WHAT IS ASKED: Below are records to repeat exactly. Omit the pictures from the copy.

DATASET RECORDS:
■ ■ ■ ■

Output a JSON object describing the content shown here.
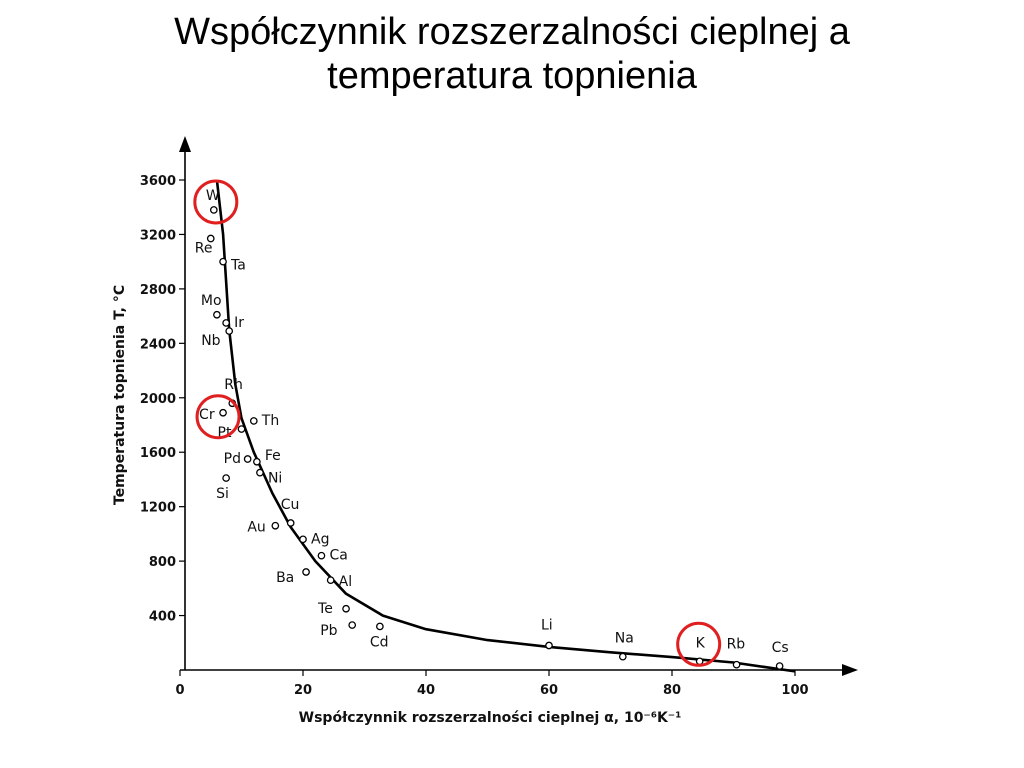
{
  "title": {
    "line1": "Współczynnik rozszerzalności cieplnej a",
    "line2": "temperatura topnienia"
  },
  "chart_data": {
    "type": "scatter",
    "xlabel": "Współczynnik rozszerzalności cieplnej α, 10⁻⁶K⁻¹",
    "ylabel": "Temperatura topnienia T, °C",
    "xlim": [
      0,
      105
    ],
    "ylim": [
      0,
      3800
    ],
    "x_ticks": [
      "0",
      "20",
      "40",
      "60",
      "80",
      "100"
    ],
    "y_ticks": [
      "400",
      "800",
      "1200",
      "1600",
      "2000",
      "2400",
      "2800",
      "3200",
      "3600"
    ],
    "points": [
      {
        "label": "W",
        "x": 5.5,
        "y": 3380
      },
      {
        "label": "Re",
        "x": 5,
        "y": 3170
      },
      {
        "label": "Ta",
        "x": 7,
        "y": 3000
      },
      {
        "label": "Mo",
        "x": 6,
        "y": 2610
      },
      {
        "label": "Ir",
        "x": 7.5,
        "y": 2550
      },
      {
        "label": "Nb",
        "x": 8,
        "y": 2490
      },
      {
        "label": "Rh",
        "x": 8.5,
        "y": 1960
      },
      {
        "label": "Cr",
        "x": 7,
        "y": 1890
      },
      {
        "label": "Th",
        "x": 12,
        "y": 1830
      },
      {
        "label": "Pt",
        "x": 10,
        "y": 1770
      },
      {
        "label": "Pd",
        "x": 11,
        "y": 1550
      },
      {
        "label": "Fe",
        "x": 12.5,
        "y": 1530
      },
      {
        "label": "Ni",
        "x": 13,
        "y": 1450
      },
      {
        "label": "Si",
        "x": 7.5,
        "y": 1410
      },
      {
        "label": "Cu",
        "x": 18,
        "y": 1080
      },
      {
        "label": "Au",
        "x": 15.5,
        "y": 1060
      },
      {
        "label": "Ag",
        "x": 20,
        "y": 960
      },
      {
        "label": "Ca",
        "x": 23,
        "y": 840
      },
      {
        "label": "Ba",
        "x": 20.5,
        "y": 720
      },
      {
        "label": "Al",
        "x": 24.5,
        "y": 660
      },
      {
        "label": "Te",
        "x": 27,
        "y": 450
      },
      {
        "label": "Pb",
        "x": 28,
        "y": 330
      },
      {
        "label": "Cd",
        "x": 32.5,
        "y": 320
      },
      {
        "label": "Li",
        "x": 60,
        "y": 180
      },
      {
        "label": "Na",
        "x": 72,
        "y": 98
      },
      {
        "label": "K",
        "x": 84.5,
        "y": 64
      },
      {
        "label": "Rb",
        "x": 90.5,
        "y": 39
      },
      {
        "label": "Cs",
        "x": 97.5,
        "y": 29
      }
    ],
    "trend_curve": [
      [
        6,
        3600
      ],
      [
        7,
        3200
      ],
      [
        8,
        2500
      ],
      [
        9,
        2100
      ],
      [
        10,
        1850
      ],
      [
        12,
        1600
      ],
      [
        15,
        1300
      ],
      [
        18,
        1050
      ],
      [
        22,
        800
      ],
      [
        27,
        560
      ],
      [
        33,
        400
      ],
      [
        40,
        300
      ],
      [
        50,
        220
      ],
      [
        60,
        170
      ],
      [
        70,
        130
      ],
      [
        80,
        95
      ],
      [
        90,
        55
      ],
      [
        100,
        -10
      ]
    ],
    "highlighted": [
      "W",
      "Cr",
      "K"
    ],
    "highlight_color": "#e02020",
    "grid": false
  }
}
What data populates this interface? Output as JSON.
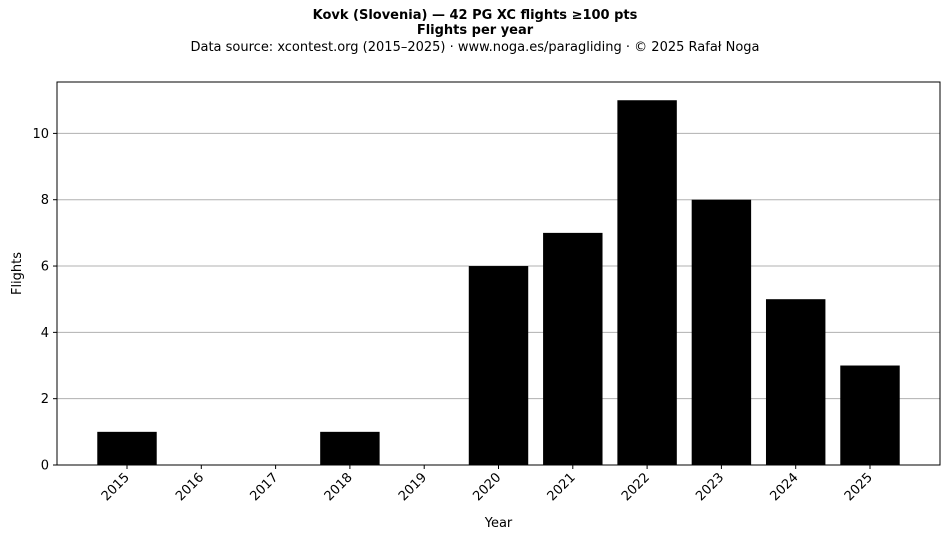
{
  "chart_data": {
    "type": "bar",
    "title": "Kovk (Slovenia)  —  42 PG XC flights ≥100 pts",
    "subtitle": "Flights per year",
    "source_note": "Data source: xcontest.org (2015–2025)  ·  www.noga.es/paragliding  ·  © 2025 Rafał Noga",
    "xlabel": "Year",
    "ylabel": "Flights",
    "categories": [
      "2015",
      "2016",
      "2017",
      "2018",
      "2019",
      "2020",
      "2021",
      "2022",
      "2023",
      "2024",
      "2025"
    ],
    "values": [
      1,
      0,
      0,
      1,
      0,
      6,
      7,
      11,
      8,
      5,
      3
    ],
    "ylim": [
      0,
      11.55
    ],
    "yticks": [
      0,
      2,
      4,
      6,
      8,
      10
    ],
    "grid": "y",
    "bar_color": "#000000",
    "grid_color": "#b0b0b0"
  }
}
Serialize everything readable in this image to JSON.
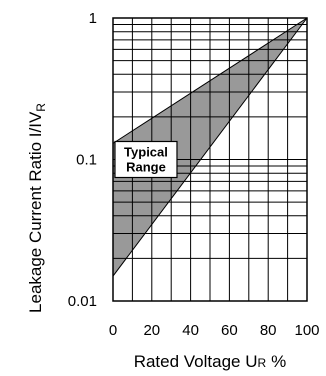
{
  "chart_data": {
    "type": "area",
    "title": "",
    "ylabel": "Leakage Current Ratio I/IV",
    "ylabel_subscript": "R",
    "xlabel": "Rated Voltage U",
    "xlabel_subscript": "R",
    "xlabel_unit": "%",
    "x_ticks": [
      0,
      20,
      40,
      60,
      80,
      100
    ],
    "y_ticks": [
      {
        "value": 0.01,
        "label": "0.01"
      },
      {
        "value": 0.1,
        "label": "0.1"
      },
      {
        "value": 1,
        "label": "1"
      }
    ],
    "xlim": [
      0,
      100
    ],
    "ylim": [
      0.01,
      1
    ],
    "y_scale": "log",
    "grid": true,
    "band": {
      "upper": [
        {
          "x": 0,
          "y": 0.13
        },
        {
          "x": 100,
          "y": 1
        }
      ],
      "lower": [
        {
          "x": 0,
          "y": 0.015
        },
        {
          "x": 100,
          "y": 1
        }
      ],
      "fill": "#999999"
    },
    "annotation": {
      "lines": [
        "Typical",
        "Range"
      ],
      "x": 17,
      "y": 0.1
    }
  }
}
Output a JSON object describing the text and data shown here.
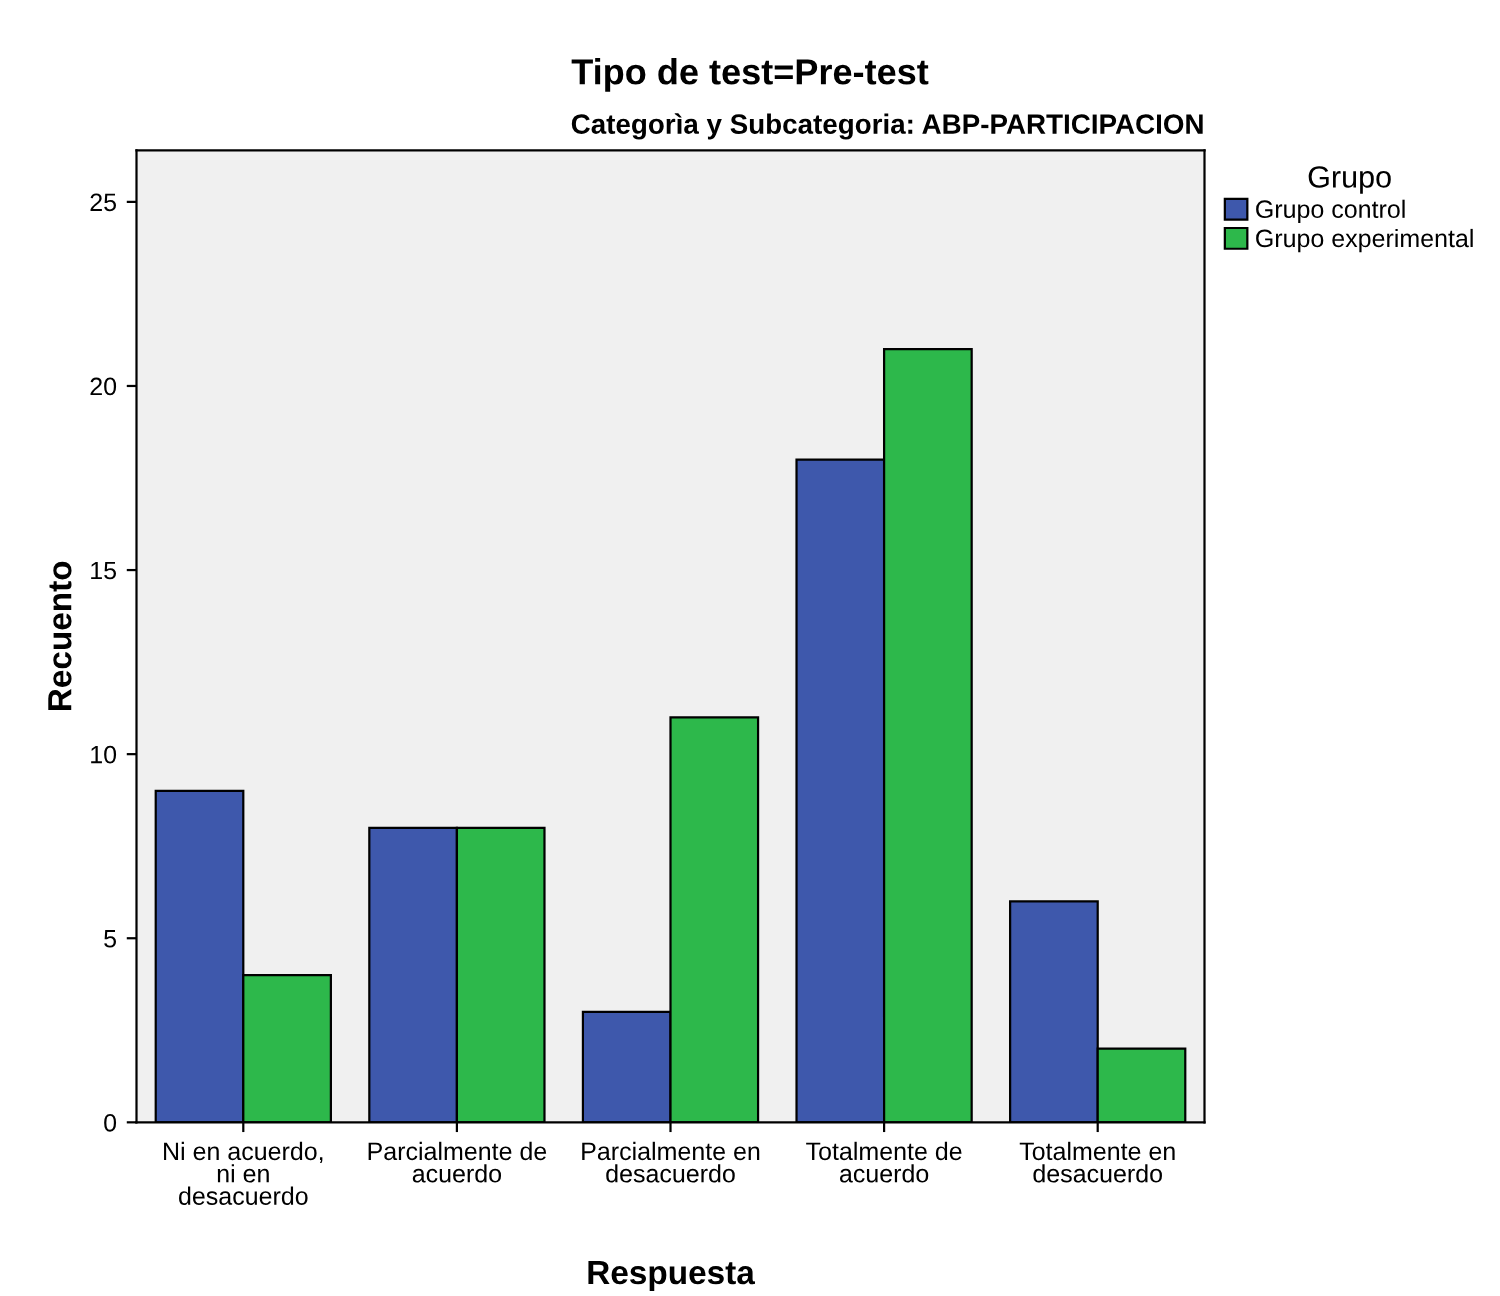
{
  "chart_data": {
    "type": "bar",
    "title": "Tipo de test=Pre-test",
    "subtitle": "Categorìa y Subcategoria: ABP-PARTICIPACION",
    "xlabel": "Respuesta",
    "ylabel": "Recuento",
    "legend_title": "Grupo",
    "categories": [
      "Ni en acuerdo,\nni en\ndesacuerdo",
      "Parcialmente de\nacuerdo",
      "Parcialmente en\ndesacuerdo",
      "Totalmente de\nacuerdo",
      "Totalmente en\ndesacuerdo"
    ],
    "series": [
      {
        "name": "Grupo control",
        "color": "#3e58ac",
        "values": [
          9,
          8,
          3,
          18,
          6
        ]
      },
      {
        "name": "Grupo experimental",
        "color": "#2db84b",
        "values": [
          4,
          8,
          11,
          21,
          2
        ]
      }
    ],
    "ylim": [
      0,
      26.4
    ],
    "yticks": [
      0,
      5,
      10,
      15,
      20,
      25
    ],
    "grid": false,
    "legend": "top right"
  }
}
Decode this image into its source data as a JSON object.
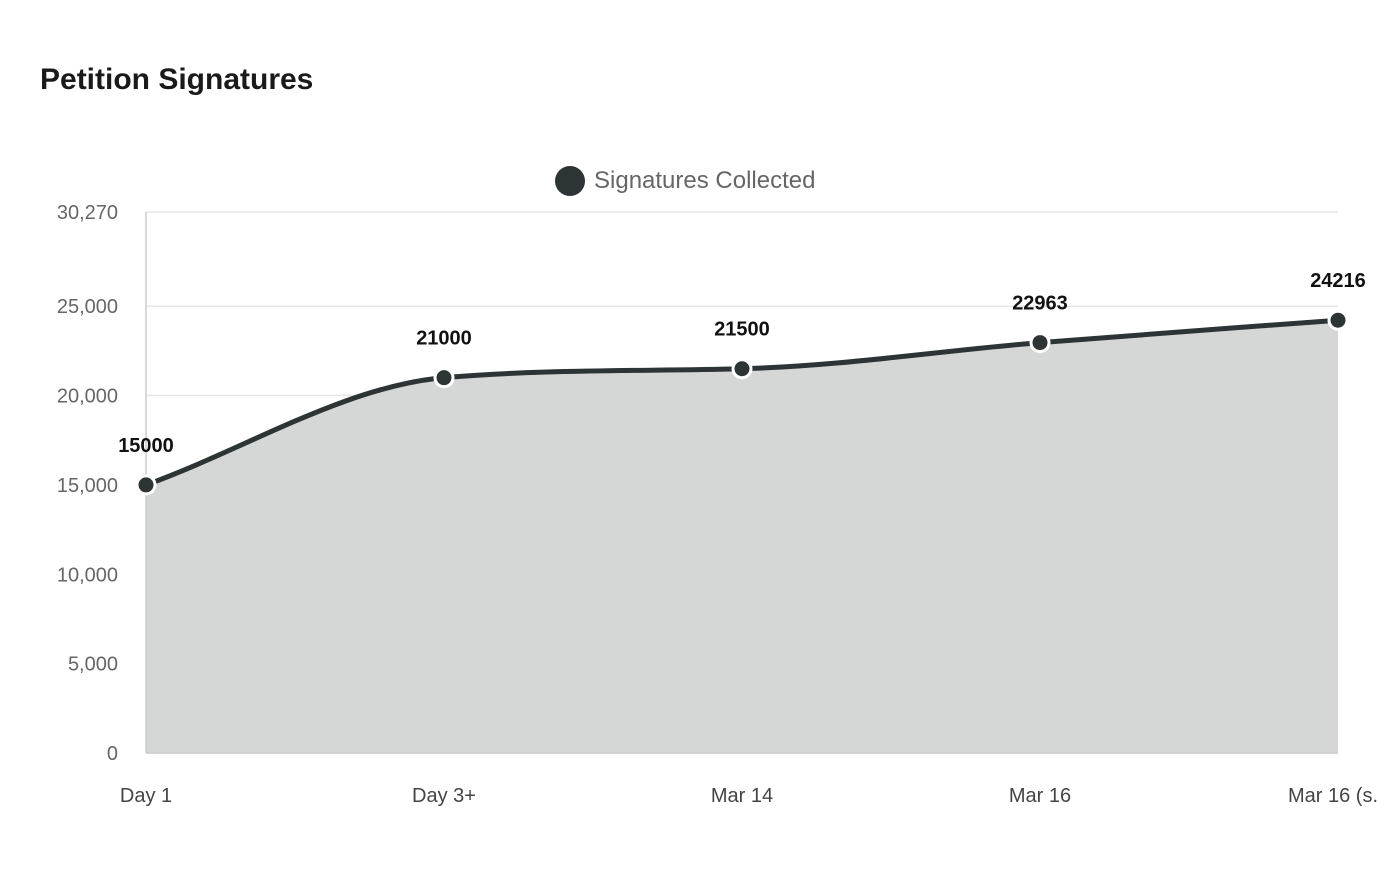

■ ■ ■ ■

EXERCISE OUTPUT:
Output a JSON object describing the content shown here.
{
  "title": {
    "line1": "Współczynnik rozszerzalności cieplnej a",
    "line2": "temperatura topnienia"
  },
  "chart_data": {
    "type": "scatter",
    "xlabel": "Współczynnik rozszerzalności cieplnej α, 10⁻⁶K⁻¹",
    "ylabel": "Temperatura topnienia T, °C",
    "xlim": [
      0,
      105
    ],
    "ylim": [
      0,
      3800
    ],
    "x_ticks": [
      "0",
      "20",
      "40",
      "60",
      "80",
      "100"
    ],
    "y_ticks": [
      "400",
      "800",
      "1200",
      "1600",
      "2000",
      "2400",
      "2800",
      "3200",
      "3600"
    ],
    "points": [
      {
        "label": "W",
        "x": 5.5,
        "y": 3380
      },
      {
        "label": "Re",
        "x": 5,
        "y": 3170
      },
      {
        "label": "Ta",
        "x": 7,
        "y": 3000
      },
      {
        "label": "Mo",
        "x": 6,
        "y": 2610
      },
      {
        "label": "Ir",
        "x": 7.5,
        "y": 2550
      },
      {
        "label": "Nb",
        "x": 8,
        "y": 2490
      },
      {
        "label": "Rh",
        "x": 8.5,
        "y": 1960
      },
      {
        "label": "Cr",
        "x": 7,
        "y": 1890
      },
      {
        "label": "Th",
        "x": 12,
        "y": 1830
      },
      {
        "label": "Pt",
        "x": 10,
        "y": 1770
      },
      {
        "label": "Pd",
        "x": 11,
        "y": 1550
      },
      {
        "label": "Fe",
        "x": 12.5,
        "y": 1530
      },
      {
        "label": "Ni",
        "x": 13,
        "y": 1450
      },
      {
        "label": "Si",
        "x": 7.5,
        "y": 1410
      },
      {
        "label": "Cu",
        "x": 18,
        "y": 1080
      },
      {
        "label": "Au",
        "x": 15.5,
        "y": 1060
      },
      {
        "label": "Ag",
        "x": 20,
        "y": 960
      },
      {
        "label": "Ca",
        "x": 23,
        "y": 840
      },
      {
        "label": "Ba",
        "x": 20.5,
        "y": 720
      },
      {
        "label": "Al",
        "x": 24.5,
        "y": 660
      },
      {
        "label": "Te",
        "x": 27,
        "y": 450
      },
      {
        "label": "Pb",
        "x": 28,
        "y": 330
      },
      {
        "label": "Cd",
        "x": 32.5,
        "y": 320
      },
      {
        "label": "Li",
        "x": 60,
        "y": 180
      },
      {
        "label": "Na",
        "x": 72,
        "y": 98
      },
      {
        "label": "K",
        "x": 84.5,
        "y": 64
      },
      {
        "label": "Rb",
        "x": 90.5,
        "y": 39
      },
      {
        "label": "Cs",
        "x": 97.5,
        "y": 29
      }
    ],
    "trend_curve": [
      [
        6,
        3600
      ],
      [
        7,
        3200
      ],
      [
        8,
        2500
      ],
      [
        9,
        2100
      ],
      [
        10,
        1850
      ],
      [
        12,
        1600
      ],
      [
        15,
        1300
      ],
      [
        18,
        1050
      ],
      [
        22,
        800
      ],
      [
        27,
        560
      ],
      [
        33,
        400
      ],
      [
        40,
        300
      ],
      [
        50,
        220
      ],
      [
        60,
        170
      ],
      [
        70,
        130
      ],
      [
        80,
        95
      ],
      [
        90,
        55
      ],
      [
        100,
        -10
      ]
    ],
    "highlighted": [
      "W",
      "Cr",
      "K"
    ],
    "highlight_color": "#e02020",
    "grid": false
  }
}
What data populates this interface? Output as JSON.
{
  "chart_data": {
    "type": "bar",
    "title": "Kovk (Slovenia)  —  42 PG XC flights ≥100 pts",
    "subtitle": "Flights per year",
    "source_note": "Data source: xcontest.org (2015–2025)  ·  www.noga.es/paragliding  ·  © 2025 Rafał Noga",
    "xlabel": "Year",
    "ylabel": "Flights",
    "categories": [
      "2015",
      "2016",
      "2017",
      "2018",
      "2019",
      "2020",
      "2021",
      "2022",
      "2023",
      "2024",
      "2025"
    ],
    "values": [
      1,
      0,
      0,
      1,
      0,
      6,
      7,
      11,
      8,
      5,
      3
    ],
    "ylim": [
      0,
      11.55
    ],
    "yticks": [
      0,
      2,
      4,
      6,
      8,
      10
    ],
    "grid": "y",
    "bar_color": "#000000",
    "grid_color": "#b0b0b0"
  }
}
Serialize everything readable in this image to JSON.
{
  "chart_data": {
    "type": "area",
    "title": "",
    "ylabel": "Leakage Current Ratio I/IV",
    "ylabel_subscript": "R",
    "xlabel": "Rated Voltage U",
    "xlabel_subscript": "R",
    "xlabel_unit": "%",
    "x_ticks": [
      0,
      20,
      40,
      60,
      80,
      100
    ],
    "y_ticks": [
      {
        "value": 0.01,
        "label": "0.01"
      },
      {
        "value": 0.1,
        "label": "0.1"
      },
      {
        "value": 1,
        "label": "1"
      }
    ],
    "xlim": [
      0,
      100
    ],
    "ylim": [
      0.01,
      1
    ],
    "y_scale": "log",
    "grid": true,
    "band": {
      "upper": [
        {
          "x": 0,
          "y": 0.13
        },
        {
          "x": 100,
          "y": 1
        }
      ],
      "lower": [
        {
          "x": 0,
          "y": 0.015
        },
        {
          "x": 100,
          "y": 1
        }
      ],
      "fill": "#999999"
    },
    "annotation": {
      "lines": [
        "Typical",
        "Range"
      ],
      "x": 17,
      "y": 0.1
    }
  }
}
Output a JSON object describing the text and data shown here.
{
  "chart_data": {
    "type": "bar",
    "title": "Tipo de test=Pre-test",
    "subtitle": "Categorìa y Subcategoria: ABP-PARTICIPACION",
    "xlabel": "Respuesta",
    "ylabel": "Recuento",
    "legend_title": "Grupo",
    "categories": [
      "Ni en acuerdo,\nni en\ndesacuerdo",
      "Parcialmente de\nacuerdo",
      "Parcialmente en\ndesacuerdo",
      "Totalmente de\nacuerdo",
      "Totalmente en\ndesacuerdo"
    ],
    "series": [
      {
        "name": "Grupo control",
        "color": "#3e58ac",
        "values": [
          9,
          8,
          3,
          18,
          6
        ]
      },
      {
        "name": "Grupo experimental",
        "color": "#2db84b",
        "values": [
          4,
          8,
          11,
          21,
          2
        ]
      }
    ],
    "ylim": [
      0,
      26.4
    ],
    "yticks": [
      0,
      5,
      10,
      15,
      20,
      25
    ],
    "grid": false,
    "legend": "top right"
  }
}
Decode this image into its source data as a JSON object.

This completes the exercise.